> [What is needed]
Each line containing the word "count" must be collected.

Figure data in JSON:
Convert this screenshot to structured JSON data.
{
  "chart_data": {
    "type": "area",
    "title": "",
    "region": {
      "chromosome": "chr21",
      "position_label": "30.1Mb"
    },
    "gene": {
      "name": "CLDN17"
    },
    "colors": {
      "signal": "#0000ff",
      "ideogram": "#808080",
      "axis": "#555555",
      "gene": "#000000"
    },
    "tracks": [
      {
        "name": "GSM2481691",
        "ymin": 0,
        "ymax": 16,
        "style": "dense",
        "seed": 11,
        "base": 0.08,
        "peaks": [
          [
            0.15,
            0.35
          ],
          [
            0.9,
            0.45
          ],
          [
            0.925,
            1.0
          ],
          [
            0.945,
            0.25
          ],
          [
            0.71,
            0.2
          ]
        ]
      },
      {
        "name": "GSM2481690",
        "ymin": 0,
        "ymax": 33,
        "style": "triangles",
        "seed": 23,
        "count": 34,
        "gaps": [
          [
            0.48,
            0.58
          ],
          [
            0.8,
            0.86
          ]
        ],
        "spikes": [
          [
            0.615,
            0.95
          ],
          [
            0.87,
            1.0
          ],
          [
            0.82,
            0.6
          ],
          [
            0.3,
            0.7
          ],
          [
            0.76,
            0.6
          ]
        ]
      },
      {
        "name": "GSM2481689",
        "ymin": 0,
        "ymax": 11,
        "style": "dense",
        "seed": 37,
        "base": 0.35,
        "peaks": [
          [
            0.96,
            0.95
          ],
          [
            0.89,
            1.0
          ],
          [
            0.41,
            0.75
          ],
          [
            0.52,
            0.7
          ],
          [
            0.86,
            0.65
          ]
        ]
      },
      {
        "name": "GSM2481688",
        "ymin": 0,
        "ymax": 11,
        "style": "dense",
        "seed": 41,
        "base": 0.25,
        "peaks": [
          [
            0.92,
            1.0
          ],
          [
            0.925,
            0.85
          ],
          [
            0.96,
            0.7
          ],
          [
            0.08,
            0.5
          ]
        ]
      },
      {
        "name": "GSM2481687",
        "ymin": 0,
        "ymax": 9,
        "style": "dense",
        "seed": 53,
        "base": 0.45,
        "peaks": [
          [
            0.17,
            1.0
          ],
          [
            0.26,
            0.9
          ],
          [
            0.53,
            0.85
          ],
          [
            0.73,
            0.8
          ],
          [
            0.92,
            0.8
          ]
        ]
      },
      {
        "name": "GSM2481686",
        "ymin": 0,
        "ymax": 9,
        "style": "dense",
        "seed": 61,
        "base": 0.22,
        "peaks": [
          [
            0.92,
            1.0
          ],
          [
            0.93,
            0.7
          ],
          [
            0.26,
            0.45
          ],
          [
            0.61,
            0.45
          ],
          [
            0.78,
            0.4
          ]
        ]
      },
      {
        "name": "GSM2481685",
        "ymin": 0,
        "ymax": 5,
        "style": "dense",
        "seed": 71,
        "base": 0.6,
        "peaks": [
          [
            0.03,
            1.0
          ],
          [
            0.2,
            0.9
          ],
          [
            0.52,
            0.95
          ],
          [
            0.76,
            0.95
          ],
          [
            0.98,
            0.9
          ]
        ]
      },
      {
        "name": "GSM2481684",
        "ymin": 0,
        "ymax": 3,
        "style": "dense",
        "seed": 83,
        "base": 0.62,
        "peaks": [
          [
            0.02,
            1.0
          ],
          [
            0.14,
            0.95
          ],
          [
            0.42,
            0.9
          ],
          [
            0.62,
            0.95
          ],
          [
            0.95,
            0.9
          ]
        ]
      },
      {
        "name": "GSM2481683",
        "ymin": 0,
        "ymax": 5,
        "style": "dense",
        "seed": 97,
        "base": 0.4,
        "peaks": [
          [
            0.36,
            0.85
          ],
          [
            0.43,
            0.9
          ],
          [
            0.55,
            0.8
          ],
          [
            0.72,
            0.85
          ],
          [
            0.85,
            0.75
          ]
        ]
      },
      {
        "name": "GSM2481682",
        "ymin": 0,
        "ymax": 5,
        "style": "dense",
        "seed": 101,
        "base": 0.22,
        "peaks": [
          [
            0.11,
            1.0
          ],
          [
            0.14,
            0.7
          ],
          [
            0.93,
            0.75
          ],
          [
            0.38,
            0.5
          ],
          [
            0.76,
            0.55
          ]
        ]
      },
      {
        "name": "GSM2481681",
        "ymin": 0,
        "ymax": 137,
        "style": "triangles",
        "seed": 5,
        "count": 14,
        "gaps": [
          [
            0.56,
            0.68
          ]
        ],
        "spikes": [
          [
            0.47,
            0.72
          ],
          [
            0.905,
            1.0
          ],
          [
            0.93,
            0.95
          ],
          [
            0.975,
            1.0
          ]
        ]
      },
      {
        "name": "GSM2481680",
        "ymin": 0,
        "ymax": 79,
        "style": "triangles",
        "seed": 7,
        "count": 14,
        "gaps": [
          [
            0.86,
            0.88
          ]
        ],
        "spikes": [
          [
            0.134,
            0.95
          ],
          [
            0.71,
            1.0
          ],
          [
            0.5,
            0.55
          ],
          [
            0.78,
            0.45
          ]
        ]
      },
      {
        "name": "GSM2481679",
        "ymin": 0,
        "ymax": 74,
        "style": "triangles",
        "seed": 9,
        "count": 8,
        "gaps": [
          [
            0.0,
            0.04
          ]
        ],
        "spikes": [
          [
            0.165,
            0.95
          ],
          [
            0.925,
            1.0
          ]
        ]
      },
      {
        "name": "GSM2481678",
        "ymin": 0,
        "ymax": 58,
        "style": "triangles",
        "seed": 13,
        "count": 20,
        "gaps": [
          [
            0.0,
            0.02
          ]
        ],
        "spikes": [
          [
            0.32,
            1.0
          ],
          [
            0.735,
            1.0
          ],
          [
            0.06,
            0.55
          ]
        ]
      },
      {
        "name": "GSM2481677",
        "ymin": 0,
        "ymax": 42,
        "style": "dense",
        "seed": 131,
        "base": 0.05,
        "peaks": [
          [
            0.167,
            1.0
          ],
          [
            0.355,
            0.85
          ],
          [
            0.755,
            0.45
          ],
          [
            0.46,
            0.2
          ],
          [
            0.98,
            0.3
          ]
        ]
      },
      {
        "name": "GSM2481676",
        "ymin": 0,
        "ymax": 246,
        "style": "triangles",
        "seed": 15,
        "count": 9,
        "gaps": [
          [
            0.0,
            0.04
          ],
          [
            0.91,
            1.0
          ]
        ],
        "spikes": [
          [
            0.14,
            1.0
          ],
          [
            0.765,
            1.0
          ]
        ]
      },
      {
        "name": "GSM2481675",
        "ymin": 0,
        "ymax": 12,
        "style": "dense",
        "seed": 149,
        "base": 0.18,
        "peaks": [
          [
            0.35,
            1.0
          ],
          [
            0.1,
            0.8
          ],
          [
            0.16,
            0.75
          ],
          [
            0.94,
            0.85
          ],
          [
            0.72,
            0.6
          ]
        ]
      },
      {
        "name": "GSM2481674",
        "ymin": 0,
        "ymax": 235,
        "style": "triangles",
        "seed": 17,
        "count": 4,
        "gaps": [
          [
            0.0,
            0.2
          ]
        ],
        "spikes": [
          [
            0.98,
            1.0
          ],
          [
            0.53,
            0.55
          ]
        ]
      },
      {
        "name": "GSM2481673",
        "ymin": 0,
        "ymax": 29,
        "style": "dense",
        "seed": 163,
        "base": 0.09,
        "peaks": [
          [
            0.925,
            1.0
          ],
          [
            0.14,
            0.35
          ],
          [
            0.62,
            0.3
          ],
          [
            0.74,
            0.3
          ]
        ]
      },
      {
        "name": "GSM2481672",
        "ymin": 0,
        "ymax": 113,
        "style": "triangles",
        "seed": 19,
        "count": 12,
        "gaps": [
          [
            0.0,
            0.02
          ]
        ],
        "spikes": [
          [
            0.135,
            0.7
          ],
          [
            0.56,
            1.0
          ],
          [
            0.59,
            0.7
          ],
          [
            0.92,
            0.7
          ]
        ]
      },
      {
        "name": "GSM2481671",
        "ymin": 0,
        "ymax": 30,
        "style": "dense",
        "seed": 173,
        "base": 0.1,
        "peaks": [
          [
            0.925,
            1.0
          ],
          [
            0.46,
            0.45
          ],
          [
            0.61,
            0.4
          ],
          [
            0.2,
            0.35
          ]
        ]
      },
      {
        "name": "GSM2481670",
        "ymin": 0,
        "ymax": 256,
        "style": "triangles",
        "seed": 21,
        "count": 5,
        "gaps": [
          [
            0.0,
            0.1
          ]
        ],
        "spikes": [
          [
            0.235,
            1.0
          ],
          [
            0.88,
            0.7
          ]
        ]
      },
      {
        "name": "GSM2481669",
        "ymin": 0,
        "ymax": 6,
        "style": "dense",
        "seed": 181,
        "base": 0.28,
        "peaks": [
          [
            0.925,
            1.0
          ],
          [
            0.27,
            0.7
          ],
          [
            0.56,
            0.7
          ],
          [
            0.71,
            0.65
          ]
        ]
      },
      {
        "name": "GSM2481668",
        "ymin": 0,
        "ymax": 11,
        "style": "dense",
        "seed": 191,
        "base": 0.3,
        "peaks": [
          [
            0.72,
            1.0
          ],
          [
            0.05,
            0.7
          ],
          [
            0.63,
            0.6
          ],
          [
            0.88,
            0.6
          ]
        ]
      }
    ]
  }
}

> [Exercise answer]
        "count": 34,
        "count": 14,
        "count": 14,
        "count": 8,
        "count": 20,
        "count": 9,
        "count": 4,
        "count": 12,
        "count": 5,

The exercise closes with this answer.